• [Task requirements] Retype the data that follows line by line, exactly, and leave its pictures out.

• [Data entries for graphics]
######
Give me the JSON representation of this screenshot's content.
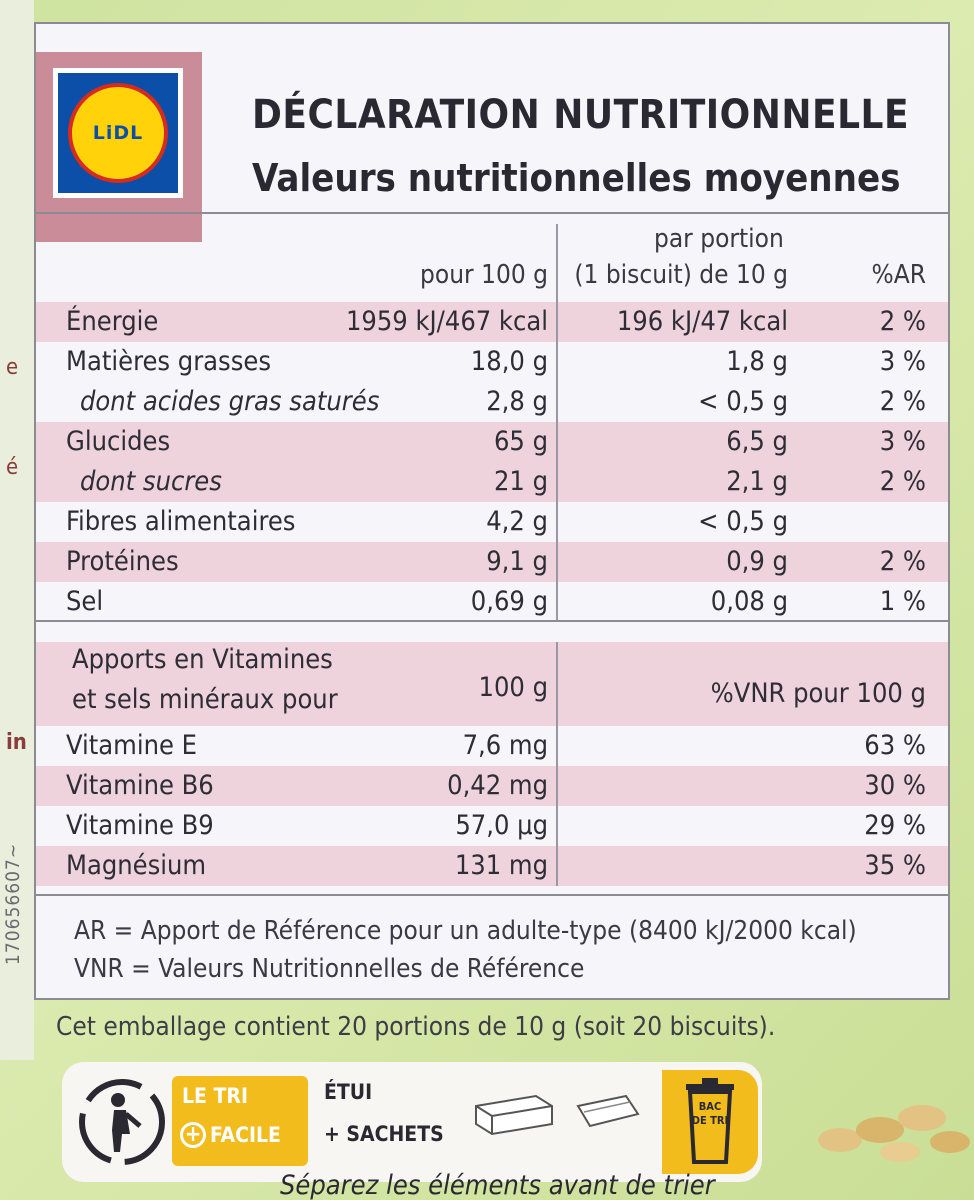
{
  "side": {
    "code": "170656607~",
    "marks_top": "e",
    "marks_mid": "é",
    "marks_bottom": "in"
  },
  "logo": {
    "text": "LiDL"
  },
  "title": {
    "line1": "DÉCLARATION NUTRITIONNELLE",
    "line2": "Valeurs nutritionnelles moyennes"
  },
  "table": {
    "headers": {
      "per100": "pour 100 g",
      "portion_line1": "par portion",
      "portion_line2": "(1 biscuit) de 10 g",
      "ar": "%AR"
    },
    "rows": [
      {
        "name": "Énergie",
        "per100": "1959 kJ/467 kcal",
        "portion": "196 kJ/47 kcal",
        "ar": "2 %"
      },
      {
        "name": "Matières grasses",
        "per100": "18,0 g",
        "portion": "1,8 g",
        "ar": "3 %"
      },
      {
        "name": "dont acides gras saturés",
        "per100": "2,8 g",
        "portion": "< 0,5 g",
        "ar": "2 %"
      },
      {
        "name": "Glucides",
        "per100": "65 g",
        "portion": "6,5 g",
        "ar": "3 %"
      },
      {
        "name": "dont sucres",
        "per100": "21 g",
        "portion": "2,1 g",
        "ar": "2 %"
      },
      {
        "name": "Fibres alimentaires",
        "per100": "4,2 g",
        "portion": "< 0,5 g",
        "ar": ""
      },
      {
        "name": "Protéines",
        "per100": "9,1 g",
        "portion": "0,9 g",
        "ar": "2 %"
      },
      {
        "name": "Sel",
        "per100": "0,69 g",
        "portion": "0,08 g",
        "ar": "1 %"
      }
    ]
  },
  "vitamins": {
    "header_line1": "Apports en Vitamines",
    "header_line2": "et sels minéraux pour",
    "header_per100": "100 g",
    "header_vnr": "%VNR pour 100 g",
    "rows": [
      {
        "name": "Vitamine E",
        "per100": "7,6 mg",
        "vnr": "63 %"
      },
      {
        "name": "Vitamine B6",
        "per100": "0,42 mg",
        "vnr": "30 %"
      },
      {
        "name": "Vitamine B9",
        "per100": "57,0 µg",
        "vnr": "29 %"
      },
      {
        "name": "Magnésium",
        "per100": "131 mg",
        "vnr": "35 %"
      }
    ]
  },
  "footnotes": {
    "ar": "AR = Apport de Référence pour un adulte-type (8400 kJ/2000 kcal)",
    "vnr": "VNR = Valeurs Nutritionnelles de Référence"
  },
  "portions_text": "Cet emballage contient 20 portions de 10 g (soit 20 biscuits).",
  "recycling": {
    "badge_line1": "LE TRI",
    "badge_plus": "+",
    "badge_line2": "FACILE",
    "item1": "ÉTUI",
    "item2": "+ SACHETS",
    "bin_text": "BAC DE TRI",
    "bottom_text": "Séparez les éléments avant de trier"
  },
  "colors": {
    "pink_row": "#efd3dc",
    "badge": "#f3bc1d",
    "logo_blue": "#0b4fa8",
    "logo_yellow": "#ffd20a",
    "logo_red": "#d62b1e"
  }
}
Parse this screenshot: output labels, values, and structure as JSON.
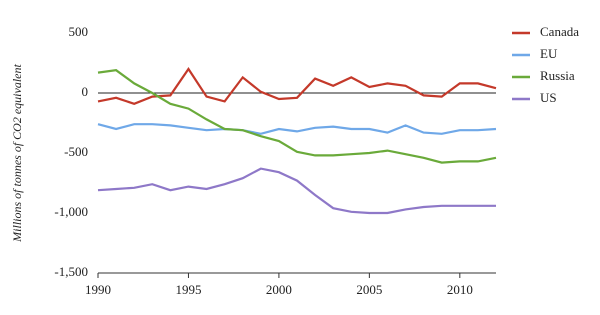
{
  "chart_data": {
    "type": "line",
    "y_label": "Millions of tonnes of CO2 equivalent",
    "x": [
      1990,
      1991,
      1992,
      1993,
      1994,
      1995,
      1996,
      1997,
      1998,
      1999,
      2000,
      2001,
      2002,
      2003,
      2004,
      2005,
      2006,
      2007,
      2008,
      2009,
      2010,
      2011,
      2012
    ],
    "series": [
      {
        "name": "Canada",
        "color": "#c4392a",
        "values": [
          -70,
          -40,
          -90,
          -30,
          -20,
          200,
          -30,
          -70,
          130,
          10,
          -50,
          -40,
          120,
          60,
          130,
          50,
          80,
          60,
          -20,
          -30,
          80,
          80,
          40
        ]
      },
      {
        "name": "EU",
        "color": "#6fa8e8",
        "values": [
          -260,
          -300,
          -260,
          -260,
          -270,
          -290,
          -310,
          -300,
          -310,
          -340,
          -300,
          -320,
          -290,
          -280,
          -300,
          -300,
          -330,
          -270,
          -330,
          -340,
          -310,
          -310,
          -300
        ]
      },
      {
        "name": "Russia",
        "color": "#6aaa3a",
        "values": [
          170,
          190,
          80,
          0,
          -90,
          -130,
          -220,
          -300,
          -310,
          -360,
          -400,
          -490,
          -520,
          -520,
          -510,
          -500,
          -480,
          -510,
          -540,
          -580,
          -570,
          -570,
          -540
        ]
      },
      {
        "name": "US",
        "color": "#8e78c8",
        "values": [
          -810,
          -800,
          -790,
          -760,
          -810,
          -780,
          -800,
          -760,
          -710,
          -630,
          -660,
          -730,
          -850,
          -960,
          -990,
          -1000,
          -1000,
          -970,
          -950,
          -940,
          -940,
          -940,
          -940
        ]
      }
    ],
    "xlim": [
      1990,
      2012
    ],
    "xticks": [
      1990,
      1995,
      2000,
      2005,
      2010
    ],
    "ylim": [
      -1500,
      500
    ],
    "yticks": [
      500,
      0,
      -500,
      {
        "value": -1000,
        "label": "-1,000"
      },
      {
        "value": -1500,
        "label": "-1,500"
      }
    ],
    "zero_line": true,
    "legend": "right"
  }
}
######
• [Answer to the exercise]
Give me the JSON representation of this screenshot's content.
{
  "side": {
    "code": "170656607~",
    "marks_top": "e",
    "marks_mid": "é",
    "marks_bottom": "in"
  },
  "logo": {
    "text": "LiDL"
  },
  "title": {
    "line1": "DÉCLARATION NUTRITIONNELLE",
    "line2": "Valeurs nutritionnelles moyennes"
  },
  "table": {
    "headers": {
      "per100": "pour 100 g",
      "portion_line1": "par portion",
      "portion_line2": "(1 biscuit) de 10 g",
      "ar": "%AR"
    },
    "rows": [
      {
        "name": "Énergie",
        "per100": "1959 kJ/467 kcal",
        "portion": "196 kJ/47 kcal",
        "ar": "2 %"
      },
      {
        "name": "Matières grasses",
        "per100": "18,0 g",
        "portion": "1,8 g",
        "ar": "3 %"
      },
      {
        "name": "dont acides gras saturés",
        "per100": "2,8 g",
        "portion": "< 0,5 g",
        "ar": "2 %"
      },
      {
        "name": "Glucides",
        "per100": "65 g",
        "portion": "6,5 g",
        "ar": "3 %"
      },
      {
        "name": "dont sucres",
        "per100": "21 g",
        "portion": "2,1 g",
        "ar": "2 %"
      },
      {
        "name": "Fibres alimentaires",
        "per100": "4,2 g",
        "portion": "< 0,5 g",
        "ar": ""
      },
      {
        "name": "Protéines",
        "per100": "9,1 g",
        "portion": "0,9 g",
        "ar": "2 %"
      },
      {
        "name": "Sel",
        "per100": "0,69 g",
        "portion": "0,08 g",
        "ar": "1 %"
      }
    ]
  },
  "vitamins": {
    "header_line1": "Apports en Vitamines",
    "header_line2": "et sels minéraux pour",
    "header_per100": "100 g",
    "header_vnr": "%VNR pour 100 g",
    "rows": [
      {
        "name": "Vitamine E",
        "per100": "7,6 mg",
        "vnr": "63 %"
      },
      {
        "name": "Vitamine B6",
        "per100": "0,42 mg",
        "vnr": "30 %"
      },
      {
        "name": "Vitamine B9",
        "per100": "57,0 µg",
        "vnr": "29 %"
      },
      {
        "name": "Magnésium",
        "per100": "131 mg",
        "vnr": "35 %"
      }
    ]
  },
  "footnotes": {
    "ar": "AR = Apport de Référence pour un adulte-type (8400 kJ/2000 kcal)",
    "vnr": "VNR = Valeurs Nutritionnelles de Référence"
  },
  "portions_text": "Cet emballage contient 20 portions de 10 g (soit 20 biscuits).",
  "recycling": {
    "badge_line1": "LE TRI",
    "badge_plus": "+",
    "badge_line2": "FACILE",
    "item1": "ÉTUI",
    "item2": "+ SACHETS",
    "bin_text": "BAC DE TRI",
    "bottom_text": "Séparez les éléments avant de trier"
  },
  "colors": {
    "pink_row": "#efd3dc",
    "badge": "#f3bc1d",
    "logo_blue": "#0b4fa8",
    "logo_yellow": "#ffd20a",
    "logo_red": "#d62b1e"
  }
}
Parse this screenshot: output labels, values, and structure as JSON.
{
  "chart_data": {
    "type": "line",
    "y_label": "Millions of tonnes of CO2 equivalent",
    "x": [
      1990,
      1991,
      1992,
      1993,
      1994,
      1995,
      1996,
      1997,
      1998,
      1999,
      2000,
      2001,
      2002,
      2003,
      2004,
      2005,
      2006,
      2007,
      2008,
      2009,
      2010,
      2011,
      2012
    ],
    "series": [
      {
        "name": "Canada",
        "color": "#c4392a",
        "values": [
          -70,
          -40,
          -90,
          -30,
          -20,
          200,
          -30,
          -70,
          130,
          10,
          -50,
          -40,
          120,
          60,
          130,
          50,
          80,
          60,
          -20,
          -30,
          80,
          80,
          40
        ]
      },
      {
        "name": "EU",
        "color": "#6fa8e8",
        "values": [
          -260,
          -300,
          -260,
          -260,
          -270,
          -290,
          -310,
          -300,
          -310,
          -340,
          -300,
          -320,
          -290,
          -280,
          -300,
          -300,
          -330,
          -270,
          -330,
          -340,
          -310,
          -310,
          -300
        ]
      },
      {
        "name": "Russia",
        "color": "#6aaa3a",
        "values": [
          170,
          190,
          80,
          0,
          -90,
          -130,
          -220,
          -300,
          -310,
          -360,
          -400,
          -490,
          -520,
          -520,
          -510,
          -500,
          -480,
          -510,
          -540,
          -580,
          -570,
          -570,
          -540
        ]
      },
      {
        "name": "US",
        "color": "#8e78c8",
        "values": [
          -810,
          -800,
          -790,
          -760,
          -810,
          -780,
          -800,
          -760,
          -710,
          -630,
          -660,
          -730,
          -850,
          -960,
          -990,
          -1000,
          -1000,
          -970,
          -950,
          -940,
          -940,
          -940,
          -940
        ]
      }
    ],
    "xlim": [
      1990,
      2012
    ],
    "xticks": [
      1990,
      1995,
      2000,
      2005,
      2010
    ],
    "ylim": [
      -1500,
      500
    ],
    "yticks": [
      500,
      0,
      -500,
      {
        "value": -1000,
        "label": "-1,000"
      },
      {
        "value": -1500,
        "label": "-1,500"
      }
    ],
    "zero_line": true,
    "legend": "right"
  }
}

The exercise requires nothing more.